[Extracted data entries]:

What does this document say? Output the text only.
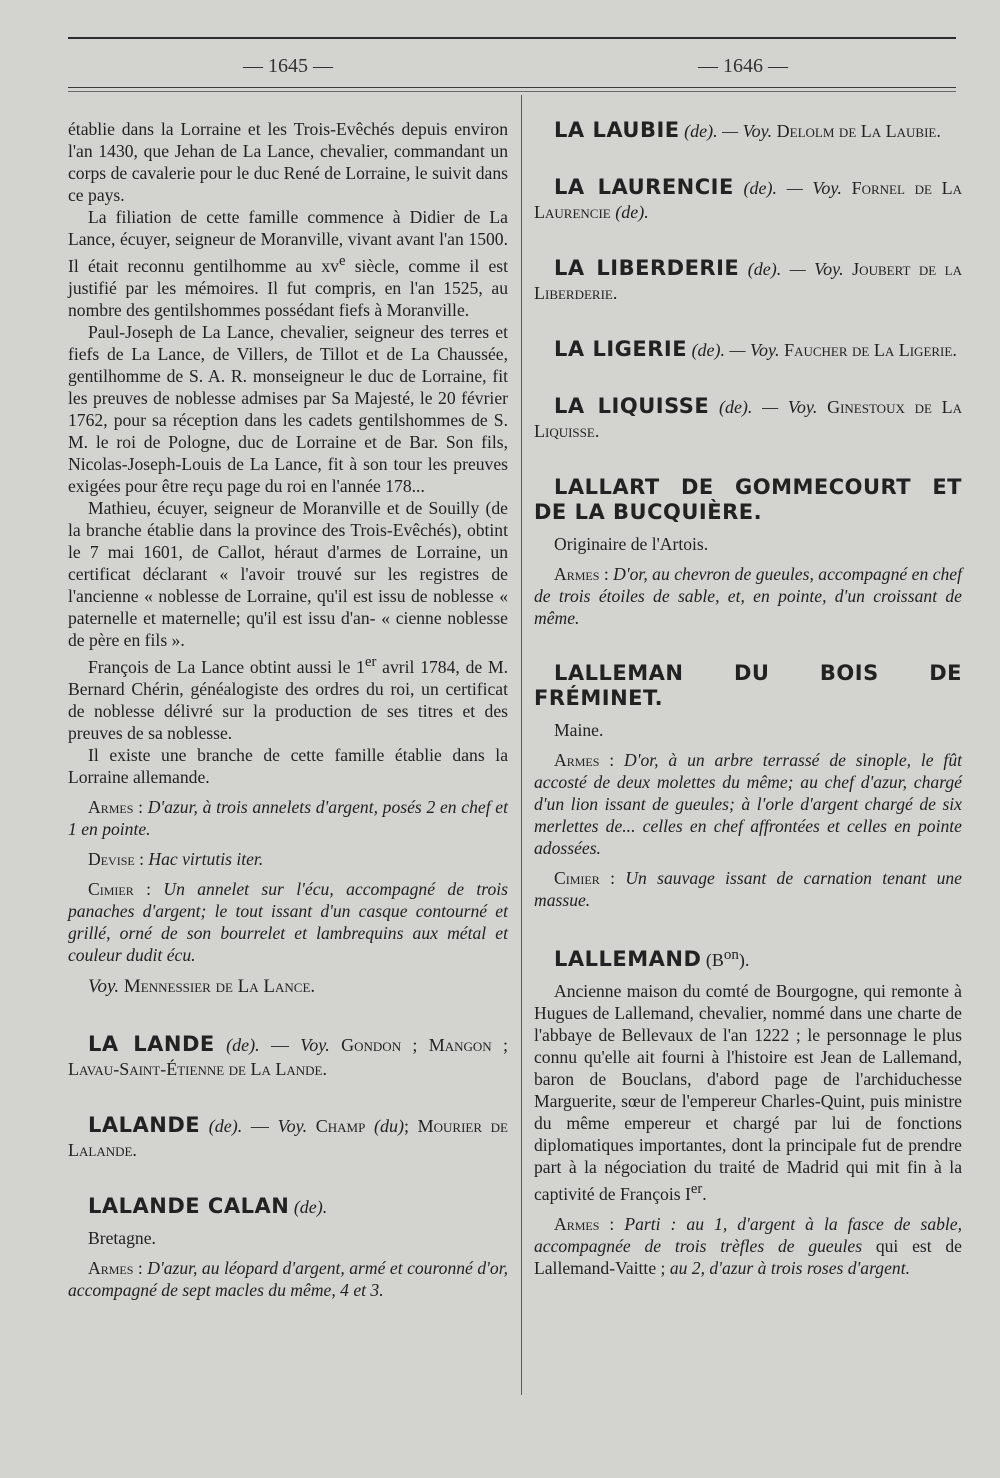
— 1645 —	— 1646 —

établie dans la Lorraine et les Trois-Evêchés depuis environ l'an 1430, que Jehan de La Lance, chevalier, commandant un corps de cavalerie pour le duc René de Lorraine, le suivit dans ce pays.

La filiation de cette famille commence à Didier de La Lance, écuyer, seigneur de Moranville, vivant avant l'an 1500. Il était reconnu gentilhomme au $xv^e$ siècle, comme il est justifié par les mémoires. Il fut compris, en l'an 1525, au nombre des gentilshommes possédant fiefs à Moranville.

Paul-Joseph de La Lance, chevalier, seigneur des terres et fiefs de La Lance, de Villers, de Tillot et de La Chaussée, gentilhomme de S. A. R. monseigneur le duc de Lorraine, fit les preuves de noblesse admises par Sa Majesté, le 20 février 1762, pour sa réception dans les cadets gentilshommes de S. M. le roi de Pologne, duc de Lorraine et de Bar. Son fils, Nicolas-Joseph-Louis de La Lance, fit à son tour les preuves exigées pour être reçu page du roi en l'année 178...

Mathieu, écuyer, seigneur de Moranville et de Souilly (de la branche établie dans la province des Trois-Evêchés), obtint le 7 mai 1601, de Callot, héraut d'armes de Lorraine, un certificat déclarant « l'avoir trouvé sur les registres de l'ancienne « noblesse de Lorraine, qu'il est issu de noblesse « paternelle et maternelle; qu'il est issu d'an- « cienne noblesse de père en fils ».

François de La Lance obtint aussi le 1er avril 1784, de M. Bernard Chérin, généalogiste des ordres du roi, un certificat de noblesse délivré sur la production de ses titres et des preuves de sa noblesse.

Il existe une branche de cette famille établie dans la Lorraine allemande.

Armes : D'azur, à trois annelets d'argent, posés 2 en chef et 1 en pointe.

Devise : Hac virtutis iter.

Cimier : Un annelet sur l'écu, accompagné de trois panaches d'argent; le tout issant d'un casque contourné et grillé, orné de son bourrelet et lambrequins aux métal et couleur dudit écu.

Voy. Mennessier de La Lance.

LA LANDE (de). — Voy. Gondon ; Mangon ; Lavau-Saint-Étienne de La Lande.

LALANDE (de). — Voy. Champ (du); Mourier de Lalande.

LALANDE CALAN (de).

Bretagne.

Armes : D'azur, au léopard d'argent, armé et couronné d'or, accompagné de sept macles du même, 4 et 3.

LA LAUBIE (de). — Voy. Delolm de La Laubie.

LA LAURENCIE (de). — Voy. Fornel de La Laurencie (de).

LA LIBERDERIE (de). — Voy. Joubert de la Liberderie.

LA LIGERIE (de). — Voy. Faucher de La Ligerie.

LA LIQUISSE (de). — Voy. Ginestoux de La Liquisse.

LALLART DE GOMMECOURT ET DE LA BUCQUIÈRE.

Originaire de l'Artois.

Armes : D'or, au chevron de gueules, accompagné en chef de trois étoiles de sable, et, en pointe, d'un croissant de même.

LALLEMAN DU BOIS DE FRÉMINET.

Maine.

Armes : D'or, à un arbre terrassé de sinople, le fût accosté de deux molettes du même; au chef d'azur, chargé d'un lion issant de gueules; à l'orle d'argent chargé de six merlettes de... celles en chef affrontées et celles en pointe adossées.

Cimier : Un sauvage issant de carnation tenant une massue.

LALLEMAND $(B^{on})$.

Ancienne maison du comté de Bourgogne, qui remonte à Hugues de Lallemand, chevalier, nommé dans une charte de l'abbaye de Bellevaux de l'an 1222 ; le personnage le plus connu qu'elle ait fourni à l'histoire est Jean de Lallemand, baron de Bouclans, d'abord page de l'archiduchesse Marguerite, sœur de l'empereur Charles-Quint, puis ministre du même empereur et chargé par lui de fonctions diplomatiques importantes, dont la principale fut de prendre part à la négociation du traité de Madrid qui mit fin à la captivité de François Ier.

Armes : Parti : au 1, d'argent à la fasce de sable, accompagnée de trois trèfles de gueules qui est de Lallemand-Vaitte ; au 2, d'azur à trois roses d'argent.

[REQUEST]:
Among the lines of the material, find those that hold the word "chef" and copy them.

[THE RESULT]:
Armes : D'azur, à trois annelets d'argent, posés 2 en chef et 1 en pointe.
Armes : D'or, au chevron de gueules, accompagné en chef de trois étoiles de sable, et, en pointe, d'un croissant de même.
Armes : D'or, à un arbre terrassé de sinople, le fût accosté de deux molettes du même; au chef d'azur, chargé d'un lion issant de gueules; à l'orle d'argent chargé de six merlettes de... celles en chef affrontées et celles en pointe adossées.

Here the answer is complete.